What this task involves:
Going through the material below, please gather all lines with the word "icon" in them.

[Items listed in a dataset]
+ + + +
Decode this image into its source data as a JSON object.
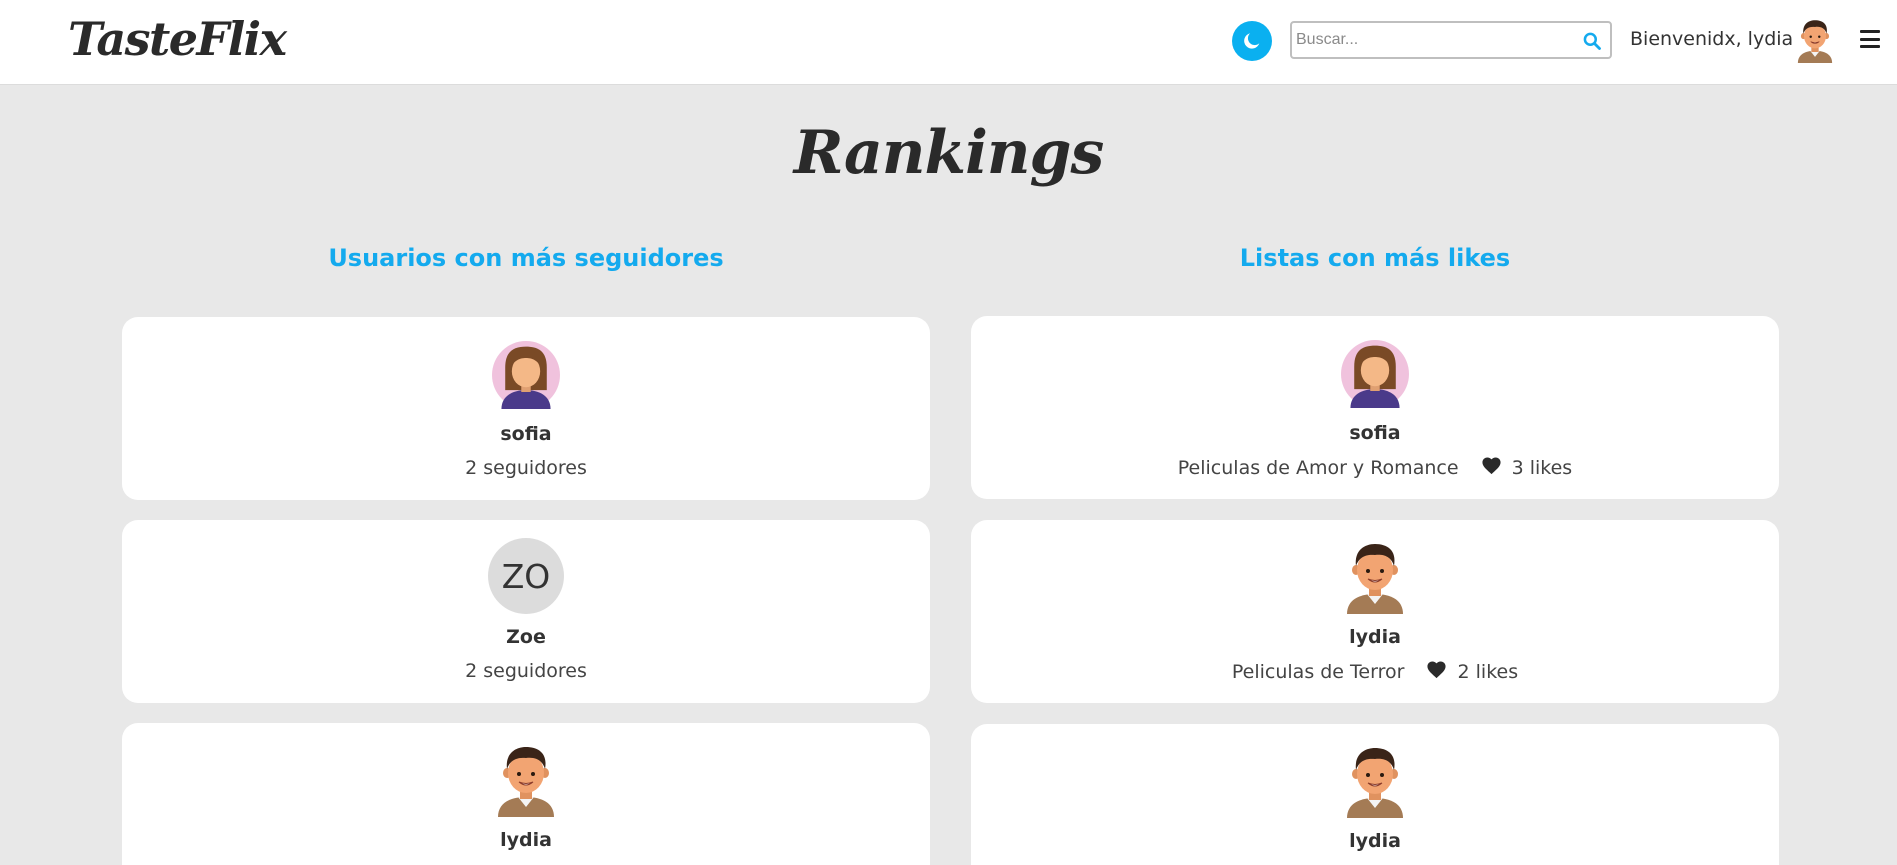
{
  "header": {
    "logo": "TasteFlix",
    "search_placeholder": "Buscar...",
    "welcome": "Bienvenidx, lydia",
    "theme_icon": "moon-icon",
    "search_icon": "search-icon",
    "menu_icon": "hamburger-menu-icon"
  },
  "page": {
    "title": "Rankings"
  },
  "colors": {
    "accent": "#14aaee",
    "toggle": "#0ab0f0",
    "background": "#e8e8e8"
  },
  "users_ranking": {
    "title": "Usuarios con más seguidores",
    "items": [
      {
        "name": "sofia",
        "followers": "2 seguidores",
        "avatar": "female-avatar"
      },
      {
        "name": "Zoe",
        "followers": "2 seguidores",
        "avatar_initials": "ZO"
      },
      {
        "name": "lydia",
        "followers": "",
        "avatar": "male-avatar"
      }
    ]
  },
  "lists_ranking": {
    "title": "Listas con más likes",
    "items": [
      {
        "owner": "sofia",
        "list_name": "Peliculas de Amor y Romance",
        "likes": "3 likes",
        "avatar": "female-avatar"
      },
      {
        "owner": "lydia",
        "list_name": "Peliculas de Terror",
        "likes": "2 likes",
        "avatar": "male-avatar"
      },
      {
        "owner": "lydia",
        "list_name": "",
        "likes": "",
        "avatar": "male-avatar"
      }
    ]
  }
}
+ + + +
Solved exercise:
    "theme_icon": "moon-icon",
    "search_icon": "search-icon",
    "menu_icon": "hamburger-menu-icon"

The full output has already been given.